Written exercise –
Reproduce every entry in the listing without alteration.

## START

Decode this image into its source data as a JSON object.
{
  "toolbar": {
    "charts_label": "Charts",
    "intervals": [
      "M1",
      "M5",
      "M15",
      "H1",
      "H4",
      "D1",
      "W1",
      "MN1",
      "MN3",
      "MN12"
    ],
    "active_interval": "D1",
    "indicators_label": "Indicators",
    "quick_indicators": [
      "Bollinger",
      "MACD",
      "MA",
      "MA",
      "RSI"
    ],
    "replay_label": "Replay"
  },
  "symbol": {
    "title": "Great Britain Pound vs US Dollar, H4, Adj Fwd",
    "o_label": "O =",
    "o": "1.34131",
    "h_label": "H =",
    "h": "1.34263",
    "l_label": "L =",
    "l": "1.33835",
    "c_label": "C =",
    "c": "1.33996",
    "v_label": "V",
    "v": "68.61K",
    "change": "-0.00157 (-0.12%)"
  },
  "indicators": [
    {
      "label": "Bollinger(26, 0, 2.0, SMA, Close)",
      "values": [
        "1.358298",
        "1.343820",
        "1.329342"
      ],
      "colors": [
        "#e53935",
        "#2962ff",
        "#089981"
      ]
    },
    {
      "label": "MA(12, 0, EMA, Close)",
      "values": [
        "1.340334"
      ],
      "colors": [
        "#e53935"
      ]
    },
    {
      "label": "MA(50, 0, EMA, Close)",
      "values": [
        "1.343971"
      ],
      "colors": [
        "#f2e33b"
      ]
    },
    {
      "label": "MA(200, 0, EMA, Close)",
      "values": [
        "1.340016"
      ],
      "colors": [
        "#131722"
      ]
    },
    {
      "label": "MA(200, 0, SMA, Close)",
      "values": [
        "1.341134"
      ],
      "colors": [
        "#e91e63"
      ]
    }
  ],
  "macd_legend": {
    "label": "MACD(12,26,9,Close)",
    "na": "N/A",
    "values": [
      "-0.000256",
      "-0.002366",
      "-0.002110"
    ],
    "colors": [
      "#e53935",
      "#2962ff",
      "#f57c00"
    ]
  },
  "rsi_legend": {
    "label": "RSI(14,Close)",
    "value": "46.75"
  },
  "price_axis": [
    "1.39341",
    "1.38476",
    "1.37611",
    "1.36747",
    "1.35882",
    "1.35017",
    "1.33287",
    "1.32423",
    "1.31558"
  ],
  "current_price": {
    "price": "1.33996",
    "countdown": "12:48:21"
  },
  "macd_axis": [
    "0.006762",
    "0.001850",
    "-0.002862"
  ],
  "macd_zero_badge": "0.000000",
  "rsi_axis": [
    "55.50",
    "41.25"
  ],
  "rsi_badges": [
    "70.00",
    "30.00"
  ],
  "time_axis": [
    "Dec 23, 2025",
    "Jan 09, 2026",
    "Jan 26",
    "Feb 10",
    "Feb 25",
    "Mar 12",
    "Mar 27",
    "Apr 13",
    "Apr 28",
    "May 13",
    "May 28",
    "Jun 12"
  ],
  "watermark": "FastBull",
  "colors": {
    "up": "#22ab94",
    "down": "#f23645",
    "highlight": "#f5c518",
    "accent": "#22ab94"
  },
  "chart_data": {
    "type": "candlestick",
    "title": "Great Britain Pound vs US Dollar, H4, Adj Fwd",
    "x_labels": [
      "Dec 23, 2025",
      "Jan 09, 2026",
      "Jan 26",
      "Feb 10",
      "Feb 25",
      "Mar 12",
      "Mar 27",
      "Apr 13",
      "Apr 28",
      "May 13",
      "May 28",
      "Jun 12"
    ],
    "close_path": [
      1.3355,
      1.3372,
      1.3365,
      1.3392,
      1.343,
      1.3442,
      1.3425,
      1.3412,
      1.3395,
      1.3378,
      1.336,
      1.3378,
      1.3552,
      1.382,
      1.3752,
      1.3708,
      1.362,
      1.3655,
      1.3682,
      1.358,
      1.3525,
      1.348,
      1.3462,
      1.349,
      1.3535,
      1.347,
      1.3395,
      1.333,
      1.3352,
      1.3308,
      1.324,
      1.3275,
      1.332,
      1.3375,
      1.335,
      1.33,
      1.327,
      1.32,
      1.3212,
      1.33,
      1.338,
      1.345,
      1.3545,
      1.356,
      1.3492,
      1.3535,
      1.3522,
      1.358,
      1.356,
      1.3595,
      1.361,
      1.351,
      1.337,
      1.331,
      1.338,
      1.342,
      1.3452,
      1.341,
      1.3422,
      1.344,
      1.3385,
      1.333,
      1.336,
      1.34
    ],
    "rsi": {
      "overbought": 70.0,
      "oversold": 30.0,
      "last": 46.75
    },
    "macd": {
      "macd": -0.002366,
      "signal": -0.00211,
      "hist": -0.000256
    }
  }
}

## END

Reply –
Decode this image into its source data as a JSON object.
{
  "toolbar": {
    "charts_label": "Charts",
    "intervals": [
      "M1",
      "M5",
      "M15",
      "H1",
      "H4",
      "D1",
      "W1",
      "MN1",
      "MN3",
      "MN12"
    ],
    "active_interval": "D1",
    "indicators_label": "Indicators",
    "quick_indicators": [
      "Bollinger",
      "MACD",
      "MA",
      "MA",
      "RSI"
    ],
    "replay_label": "Replay"
  },
  "symbol": {
    "title": "Great Britain Pound vs US Dollar, H4, Adj Fwd",
    "o_label": "O =",
    "o": "1.34131",
    "h_label": "H =",
    "h": "1.34263",
    "l_label": "L =",
    "l": "1.33835",
    "c_label": "C =",
    "c": "1.33996",
    "v_label": "V",
    "v": "68.61K",
    "change": "-0.00157 (-0.12%)"
  },
  "indicators": [
    {
      "label": "Bollinger(26, 0, 2.0, SMA, Close)",
      "values": [
        "1.358298",
        "1.343820",
        "1.329342"
      ],
      "colors": [
        "#e53935",
        "#2962ff",
        "#089981"
      ]
    },
    {
      "label": "MA(12, 0, EMA, Close)",
      "values": [
        "1.340334"
      ],
      "colors": [
        "#e53935"
      ]
    },
    {
      "label": "MA(50, 0, EMA, Close)",
      "values": [
        "1.343971"
      ],
      "colors": [
        "#f2e33b"
      ]
    },
    {
      "label": "MA(200, 0, EMA, Close)",
      "values": [
        "1.340016"
      ],
      "colors": [
        "#131722"
      ]
    },
    {
      "label": "MA(200, 0, SMA, Close)",
      "values": [
        "1.341134"
      ],
      "colors": [
        "#e91e63"
      ]
    }
  ],
  "macd_legend": {
    "label": "MACD(12,26,9,Close)",
    "na": "N/A",
    "values": [
      "-0.000256",
      "-0.002366",
      "-0.002110"
    ],
    "colors": [
      "#e53935",
      "#2962ff",
      "#f57c00"
    ]
  },
  "rsi_legend": {
    "label": "RSI(14,Close)",
    "value": "46.75"
  },
  "price_axis": [
    "1.39341",
    "1.38476",
    "1.37611",
    "1.36747",
    "1.35882",
    "1.35017",
    "1.33287",
    "1.32423",
    "1.31558"
  ],
  "current_price": {
    "price": "1.33996",
    "countdown": "12:48:21"
  },
  "macd_axis": [
    "0.006762",
    "0.001850",
    "-0.002862"
  ],
  "macd_zero_badge": "0.000000",
  "rsi_axis": [
    "55.50",
    "41.25"
  ],
  "rsi_badges": [
    "70.00",
    "30.00"
  ],
  "time_axis": [
    "Dec 23, 2025",
    "Jan 09, 2026",
    "Jan 26",
    "Feb 10",
    "Feb 25",
    "Mar 12",
    "Mar 27",
    "Apr 13",
    "Apr 28",
    "May 13",
    "May 28",
    "Jun 12"
  ],
  "watermark": "FastBull",
  "colors": {
    "up": "#22ab94",
    "down": "#f23645",
    "highlight": "#f5c518",
    "accent": "#22ab94"
  },
  "chart_data": {
    "type": "candlestick",
    "title": "Great Britain Pound vs US Dollar, H4, Adj Fwd",
    "x_labels": [
      "Dec 23, 2025",
      "Jan 09, 2026",
      "Jan 26",
      "Feb 10",
      "Feb 25",
      "Mar 12",
      "Mar 27",
      "Apr 13",
      "Apr 28",
      "May 13",
      "May 28",
      "Jun 12"
    ],
    "close_path": [
      1.3355,
      1.3372,
      1.3365,
      1.3392,
      1.343,
      1.3442,
      1.3425,
      1.3412,
      1.3395,
      1.3378,
      1.336,
      1.3378,
      1.3552,
      1.382,
      1.3752,
      1.3708,
      1.362,
      1.3655,
      1.3682,
      1.358,
      1.3525,
      1.348,
      1.3462,
      1.349,
      1.3535,
      1.347,
      1.3395,
      1.333,
      1.3352,
      1.3308,
      1.324,
      1.3275,
      1.332,
      1.3375,
      1.335,
      1.33,
      1.327,
      1.32,
      1.3212,
      1.33,
      1.338,
      1.345,
      1.3545,
      1.356,
      1.3492,
      1.3535,
      1.3522,
      1.358,
      1.356,
      1.3595,
      1.361,
      1.351,
      1.337,
      1.331,
      1.338,
      1.342,
      1.3452,
      1.341,
      1.3422,
      1.344,
      1.3385,
      1.333,
      1.336,
      1.34
    ],
    "rsi": {
      "overbought": 70.0,
      "oversold": 30.0,
      "last": 46.75
    },
    "macd": {
      "macd": -0.002366,
      "signal": -0.00211,
      "hist": -0.000256
    }
  }
}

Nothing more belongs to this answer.